Fragmento:
+ + + +

La libertad de la novela

Ag Apolloni: ¿Cómo se siente un escritor español cuando escribe novelas, sabiendo que la novela (en prosa) fue revelada por España (Cervantes)? Entonces, ¿cuál es la relación que tiene usted con esta tradición?

Javier Cercas: España no tiene una gran tradición de novelas –si se compara con la tradición de Inglaterra o de Francia, quiero decir-, pero tiene a Cervantes, que es casi un milagro, porque no solo crea de golpe la novela moderna, sino que prácticamente la agota, en la medida en que en el Quijote están, como en germen, todas o casi todas las posibilidades futuras del género: los novelistas que hemos venido detrás nos hemos limitado a desarrollarlas, a acabar de colonizar el territorio que él creó. No conozco un caso semejante en la historia de la literatura universal. Pero, por fortuna, mi tradición no es solo la española, sino –aparte de la tradición universal- la del español. Quiero decir que yo siento que también pertenecen a mi tradición el argentino Borges, el mexicano Rulfo o el colombiano García Márquez, porque todos escriben en mi lengua. En este sentido me considero un privilegiado, porque la tradición de la narrativa en español se ha enriquecido enormemente gracias a los grandes narradores latinoamericanos del siglo XX.  De hecho, creo que lo que han hecho esos grandes escritores, empezando por Borges –para mí, el más grande de todos-, es devolver a la narrativa en español el lugar de privilegio, en la tradición Occidental, que sólo tuvo con Cervantes.

En los años 20 y 30 del siglo pasado, los filósofos modernos como Ortega y Gasset y Walter Benjamin hablaron de “la muerte de la novela”. Luego, la posmodernidad ha desvanecido la pureza del género. ¿Cómo ve usted, la novela hoy?

+ + + +

Filas de datos:
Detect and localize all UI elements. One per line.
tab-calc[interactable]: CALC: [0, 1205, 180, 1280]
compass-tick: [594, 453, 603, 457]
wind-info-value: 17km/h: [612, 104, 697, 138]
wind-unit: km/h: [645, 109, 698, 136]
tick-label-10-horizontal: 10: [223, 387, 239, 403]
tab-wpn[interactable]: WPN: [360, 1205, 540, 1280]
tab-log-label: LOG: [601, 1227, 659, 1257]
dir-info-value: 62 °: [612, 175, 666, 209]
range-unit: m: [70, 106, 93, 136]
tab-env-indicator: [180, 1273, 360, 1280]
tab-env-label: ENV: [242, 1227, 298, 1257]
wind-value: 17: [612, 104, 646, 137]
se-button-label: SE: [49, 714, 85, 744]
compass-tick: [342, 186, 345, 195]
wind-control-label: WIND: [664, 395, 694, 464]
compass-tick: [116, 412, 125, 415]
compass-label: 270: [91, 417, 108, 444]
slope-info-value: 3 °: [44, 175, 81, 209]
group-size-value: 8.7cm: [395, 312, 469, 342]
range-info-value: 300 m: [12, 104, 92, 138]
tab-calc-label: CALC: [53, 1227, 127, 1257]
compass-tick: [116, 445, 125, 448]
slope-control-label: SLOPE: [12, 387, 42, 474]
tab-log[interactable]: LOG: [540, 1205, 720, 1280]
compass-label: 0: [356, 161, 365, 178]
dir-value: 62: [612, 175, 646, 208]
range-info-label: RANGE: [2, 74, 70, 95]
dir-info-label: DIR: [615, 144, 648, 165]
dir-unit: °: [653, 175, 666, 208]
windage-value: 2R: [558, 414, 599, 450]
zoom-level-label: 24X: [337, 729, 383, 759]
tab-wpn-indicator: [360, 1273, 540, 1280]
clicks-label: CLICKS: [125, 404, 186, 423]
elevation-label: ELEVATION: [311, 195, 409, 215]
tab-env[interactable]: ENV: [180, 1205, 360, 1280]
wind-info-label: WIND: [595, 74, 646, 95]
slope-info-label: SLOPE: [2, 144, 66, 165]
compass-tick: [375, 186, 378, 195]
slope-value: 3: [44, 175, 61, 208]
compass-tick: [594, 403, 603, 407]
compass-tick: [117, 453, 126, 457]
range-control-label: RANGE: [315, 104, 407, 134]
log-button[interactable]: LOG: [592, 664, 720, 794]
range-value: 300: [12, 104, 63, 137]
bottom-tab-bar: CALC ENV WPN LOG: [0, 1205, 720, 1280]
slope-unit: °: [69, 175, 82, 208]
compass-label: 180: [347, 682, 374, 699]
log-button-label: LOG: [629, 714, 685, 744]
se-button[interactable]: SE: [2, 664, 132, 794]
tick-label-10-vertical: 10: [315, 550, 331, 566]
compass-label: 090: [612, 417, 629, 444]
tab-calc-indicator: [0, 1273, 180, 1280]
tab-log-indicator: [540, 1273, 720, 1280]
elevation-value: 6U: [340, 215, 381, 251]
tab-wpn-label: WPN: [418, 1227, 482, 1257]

+ + + +

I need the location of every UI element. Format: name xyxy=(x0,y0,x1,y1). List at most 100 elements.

+ + + +

En qué consiste: ¿Podrías copiar literalmente todo el pasaje de la entrevista sobre la novela que va desde "La libertad de" hasta "con esta tradición?"?

Respuesta completa:
La libertad de la novela

Ag Apolloni: ¿Cómo se siente un escritor español cuando escribe novelas, sabiendo que la novela (en prosa) fue revelada por España (Cervantes)? Entonces, ¿cuál es la relación que tiene usted con esta tradición?